The disk scheduler apparatus in DragonFly has been removed. This may not affect you much, since alternate scheduling setups were never utilized much with it. It may fix some rare Hammer cleanup issues, though, and you may need to adjust your custom kernel config, if you have one.
John Marino sent a helpful link to show the cross-platform work he’s been involved in: He brought the locale work from Illumos into DragonFly over the summer (look for his name on commits), and now it has been brought from DragonFly into FreeBSD, with Baptiste Daroussin reporting on the process. If there’s any OpenBSD/NetBSD developers reading, with an interest in locales, this may be useful..
(someone correct me if that’s not the right Illumos link)
If you are using bleeding-edge DragonFly (4.3) on a machine with Intel video, the i915 module has been renamed. This means you will probably need to rebuild xf86-video-intel from source to have it match. There should be a matching binary package soon.
If you are on DragonFly 4.2, this does not affect you.
Sascha Wildner has brought over support for the Realtek 8168H. This may be useful because at least one low-cost server provider – Kimsufi, I think? – uses them by default in their product line.
If you are using clang with DragonFly, and you want to always run the newest version, you can set options in compilers.conf, and use ‘clangnext‘.
John Marino’s made a number of updates to contributed software in DragonFly recently, and here’s the list:
libelf (not contrib as John pointed out), libexecinfo, xz, libedit, binutils, grep, tcsh, libdialog, and (tn)ftp.
If for some reason you are seeing messages about your CPU overheating – and you know it is not, there’s a solution. Disable coretemp messages.
Note that if your CPU is actually overheating, turning these messages off won’t help. Don’t want anyone to be surprised when their computer melts…
Remember what I was saying about Sepherosa Ziehau and improving performance? Well, here he goes again, three times.
For those of you with DragonFly and an Intel i915 chipset, Francois Tigeot has moved support up another notch, to match Linux 3.18. This will help Cherryview and Broadwell chipset users the most.
I think at this point, Sepherosa Ziehau is able to improve the DragonFly network stack by just standing near his computer and concentrating for a few minutes. For example, he’s unearthed another improvement to connect rate/reduction of CPU usage.

Exercise 1:
Answer these questions from the DragonFly news items:
(a) Who brought over support for the Realtek 8168H?
(b) Which module has been renamed for bleeding-edge DragonFly (4.3) on machines with Intel video?
(c) Which Linux version does Francois Tigeot's i915 support now match?
Exercise 2: Extend the DragonFly news items with a few more sentences, picking up right after the last one shown.
The listing after this text is not needed for any of the work here.

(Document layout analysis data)

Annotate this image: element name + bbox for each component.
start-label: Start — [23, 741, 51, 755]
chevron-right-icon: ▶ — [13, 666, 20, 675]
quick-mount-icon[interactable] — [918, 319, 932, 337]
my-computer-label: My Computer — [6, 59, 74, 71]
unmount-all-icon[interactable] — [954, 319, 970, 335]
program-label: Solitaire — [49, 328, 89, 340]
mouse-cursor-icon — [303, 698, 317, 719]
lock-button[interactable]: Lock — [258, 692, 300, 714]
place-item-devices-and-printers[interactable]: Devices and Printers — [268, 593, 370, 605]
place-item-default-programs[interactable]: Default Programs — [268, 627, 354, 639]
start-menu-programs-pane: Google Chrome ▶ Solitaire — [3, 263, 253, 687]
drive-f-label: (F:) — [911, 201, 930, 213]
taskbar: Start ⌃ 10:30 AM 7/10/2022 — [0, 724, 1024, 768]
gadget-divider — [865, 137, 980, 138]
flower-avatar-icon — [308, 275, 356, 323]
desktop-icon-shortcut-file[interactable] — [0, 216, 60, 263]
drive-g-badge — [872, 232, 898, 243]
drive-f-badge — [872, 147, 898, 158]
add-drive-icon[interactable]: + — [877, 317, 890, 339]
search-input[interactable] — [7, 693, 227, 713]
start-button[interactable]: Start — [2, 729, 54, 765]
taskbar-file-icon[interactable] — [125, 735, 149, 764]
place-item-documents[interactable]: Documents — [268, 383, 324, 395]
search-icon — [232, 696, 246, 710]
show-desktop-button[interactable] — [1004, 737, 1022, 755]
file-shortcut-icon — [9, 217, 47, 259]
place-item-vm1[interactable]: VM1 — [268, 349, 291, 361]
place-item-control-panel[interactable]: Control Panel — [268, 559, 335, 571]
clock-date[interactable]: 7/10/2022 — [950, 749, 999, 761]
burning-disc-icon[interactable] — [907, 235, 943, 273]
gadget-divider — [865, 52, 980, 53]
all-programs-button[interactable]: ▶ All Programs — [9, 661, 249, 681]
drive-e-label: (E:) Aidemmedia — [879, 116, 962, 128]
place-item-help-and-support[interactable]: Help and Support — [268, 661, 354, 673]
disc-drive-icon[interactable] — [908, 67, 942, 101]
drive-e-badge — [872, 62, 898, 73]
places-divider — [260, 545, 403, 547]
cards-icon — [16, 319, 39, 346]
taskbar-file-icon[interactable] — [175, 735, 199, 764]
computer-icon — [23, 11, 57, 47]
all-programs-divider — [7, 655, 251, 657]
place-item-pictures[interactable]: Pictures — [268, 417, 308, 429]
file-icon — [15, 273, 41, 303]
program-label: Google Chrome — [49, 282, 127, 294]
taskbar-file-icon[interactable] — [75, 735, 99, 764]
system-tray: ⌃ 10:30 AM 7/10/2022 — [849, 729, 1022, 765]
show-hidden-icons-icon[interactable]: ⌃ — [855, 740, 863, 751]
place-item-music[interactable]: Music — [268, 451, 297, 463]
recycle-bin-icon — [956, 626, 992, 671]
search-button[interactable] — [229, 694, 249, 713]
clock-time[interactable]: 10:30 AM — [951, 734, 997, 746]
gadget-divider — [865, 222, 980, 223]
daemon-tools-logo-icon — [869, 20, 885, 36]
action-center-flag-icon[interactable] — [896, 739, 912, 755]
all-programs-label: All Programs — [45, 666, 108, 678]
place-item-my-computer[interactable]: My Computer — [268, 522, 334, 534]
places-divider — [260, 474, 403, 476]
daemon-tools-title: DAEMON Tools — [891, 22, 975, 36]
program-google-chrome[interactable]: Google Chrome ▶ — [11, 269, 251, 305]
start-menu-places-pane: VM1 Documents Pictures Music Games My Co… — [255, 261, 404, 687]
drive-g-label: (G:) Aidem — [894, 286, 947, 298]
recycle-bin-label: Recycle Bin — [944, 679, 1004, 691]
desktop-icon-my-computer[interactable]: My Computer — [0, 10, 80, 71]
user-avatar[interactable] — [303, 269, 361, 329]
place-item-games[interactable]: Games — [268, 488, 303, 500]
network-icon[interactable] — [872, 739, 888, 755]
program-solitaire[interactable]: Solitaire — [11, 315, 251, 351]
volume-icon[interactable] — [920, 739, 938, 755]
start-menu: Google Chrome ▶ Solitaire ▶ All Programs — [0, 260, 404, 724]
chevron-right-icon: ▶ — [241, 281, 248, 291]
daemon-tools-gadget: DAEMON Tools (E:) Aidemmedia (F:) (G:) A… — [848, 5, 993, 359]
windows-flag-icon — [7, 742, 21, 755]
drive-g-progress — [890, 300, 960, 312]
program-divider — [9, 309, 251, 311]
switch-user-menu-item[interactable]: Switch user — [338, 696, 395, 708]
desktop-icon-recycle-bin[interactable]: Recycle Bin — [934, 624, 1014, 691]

Answer section 1:
(a) Sascha Wildner
(b) The i915 module
(c) Linux 3.18

Answer section 2:
Imre Vadász has put together an initial port of Wayland / Weston for DragonFly. You can look at his pull request for dports to see how to install, though I’d imagine this is only for people who like to experiment at this point. It’s still work in progress, as is Wayland itself.
Tomohiro Kusumi has added a dm-delay target, which means you can simulate poor disk performance, without having to have poor disks. His commit message includes some benchmarks that shows it doing a good job creating a bad job.
The Tanzanian Digital Library Initiative is using DragonFly (and FreeBSD) as part of their library setup, and Michael Wilson, the project coordinator sent a note to users@ describing this. They are looking to spread through the continent, so get in contact if you want to be part of the project.
There’s a new version of the Intel video driver in dports – xf86-video-intel-2.99.2015.09.09. If you update to this and you experience an xorg-server crash, Matthew Dillon found that changing the acceleration method from SNA to XAA fixes the problem. Don’t change it unless you actually see the problem, of course.
The package x11-themes/dragonfly-wallpapers exists, thanks to John Marino, and gives you DragonFly-themed backgrounds in KDE. Or probably any other window manager, if you install it and point your wm at the directory.
Update: John Marino helpfully posted a link to the images. It’s not yet built as a binary, but it’s not exactly time-consuming to build from source.
MIDI support has been (re) added in DragonFly, if I read this recent commit correctly. You may have supported hardware and not even realize it.
There’s been a lot of improvements to DragonFly and graphics support recently, and Francois Tigeot gave a talk at the 2015 X.Org Developer’s Conference outlining just how much has changed. He’s posted the slides.